▸ **Directions for this task**: Your answer should be one number: the count of lines in these entries that hold the word "JSON".

------

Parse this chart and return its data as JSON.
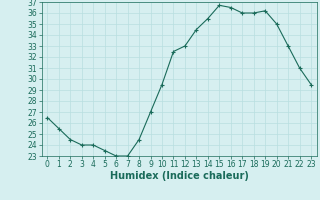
{
  "x": [
    0,
    1,
    2,
    3,
    4,
    5,
    6,
    7,
    8,
    9,
    10,
    11,
    12,
    13,
    14,
    15,
    16,
    17,
    18,
    19,
    20,
    21,
    22,
    23
  ],
  "y": [
    26.5,
    25.5,
    24.5,
    24.0,
    24.0,
    23.5,
    23.0,
    23.0,
    24.5,
    27.0,
    29.5,
    32.5,
    33.0,
    34.5,
    35.5,
    36.7,
    36.5,
    36.0,
    36.0,
    36.2,
    35.0,
    33.0,
    31.0,
    29.5
  ],
  "line_color": "#1a6b5a",
  "marker": "+",
  "bg_color": "#d6eff0",
  "grid_color": "#b8dfe0",
  "tick_color": "#1a6b5a",
  "label_color": "#1a6b5a",
  "xlabel": "Humidex (Indice chaleur)",
  "ylim": [
    23,
    37
  ],
  "xlim": [
    -0.5,
    23.5
  ],
  "yticks": [
    23,
    24,
    25,
    26,
    27,
    28,
    29,
    30,
    31,
    32,
    33,
    34,
    35,
    36,
    37
  ],
  "xticks": [
    0,
    1,
    2,
    3,
    4,
    5,
    6,
    7,
    8,
    9,
    10,
    11,
    12,
    13,
    14,
    15,
    16,
    17,
    18,
    19,
    20,
    21,
    22,
    23
  ],
  "font_size": 5.5,
  "xlabel_fontsize": 7
}
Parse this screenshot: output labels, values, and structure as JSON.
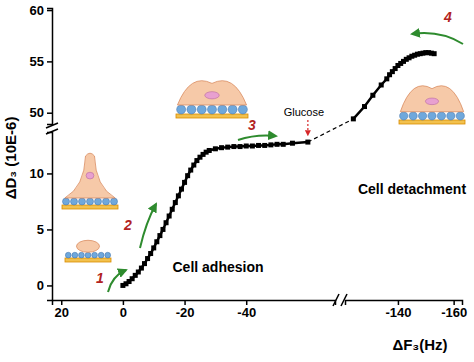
{
  "chart_data": [
    {
      "type": "line",
      "x_label": "ΔF₃(Hz)",
      "y_label": "ΔD₃ (10E-6)",
      "xlim": [
        23,
        -68.8
      ],
      "ylim": [
        -1.3,
        13.7
      ],
      "xticks": [
        20,
        0,
        -20,
        -40
      ],
      "yticks": [
        0,
        5,
        10
      ],
      "color": "#000000",
      "marker": "square",
      "annotations": [
        "1",
        "2",
        "3",
        "Glucose",
        "Cell adhesion"
      ],
      "x": [
        0,
        -1,
        -2,
        -3,
        -4,
        -5,
        -6,
        -7,
        -8,
        -9,
        -10,
        -11,
        -12,
        -13,
        -14,
        -15,
        -16,
        -17,
        -18,
        -19,
        -20,
        -21,
        -22,
        -23,
        -24,
        -25,
        -26,
        -27,
        -28,
        -30,
        -32,
        -34,
        -36,
        -38,
        -40,
        -42,
        -44,
        -46,
        -48,
        -50,
        -52,
        -55,
        -60
      ],
      "values": [
        0,
        0.15,
        0.35,
        0.6,
        0.9,
        1.2,
        1.55,
        1.95,
        2.4,
        2.85,
        3.35,
        3.9,
        4.45,
        5,
        5.6,
        6.2,
        6.8,
        7.4,
        8,
        8.6,
        9.2,
        9.8,
        10.3,
        10.75,
        11.15,
        11.45,
        11.7,
        11.9,
        12.05,
        12.2,
        12.3,
        12.35,
        12.4,
        12.4,
        12.45,
        12.45,
        12.5,
        12.5,
        12.55,
        12.6,
        12.6,
        12.7,
        12.8
      ]
    },
    {
      "type": "line",
      "xlim": [
        -121,
        -163
      ],
      "ylim": [
        48.9,
        60.2
      ],
      "xticks": [
        -140,
        -160
      ],
      "yticks": [
        50,
        55,
        60
      ],
      "color": "#000000",
      "marker": "square",
      "annotations": [
        "4",
        "Cell detachment"
      ],
      "x": [
        -124,
        -128,
        -131,
        -134,
        -136,
        -137,
        -138,
        -139,
        -140,
        -141,
        -142,
        -143,
        -144,
        -145,
        -146,
        -147,
        -148,
        -149,
        -150,
        -151,
        -152,
        -153
      ],
      "values": [
        49.4,
        50.6,
        51.7,
        52.7,
        53.3,
        53.7,
        54.0,
        54.3,
        54.6,
        54.8,
        55.0,
        55.2,
        55.35,
        55.5,
        55.6,
        55.7,
        55.75,
        55.8,
        55.85,
        55.85,
        55.8,
        55.75
      ]
    }
  ]
}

------

▸ **Output**: 2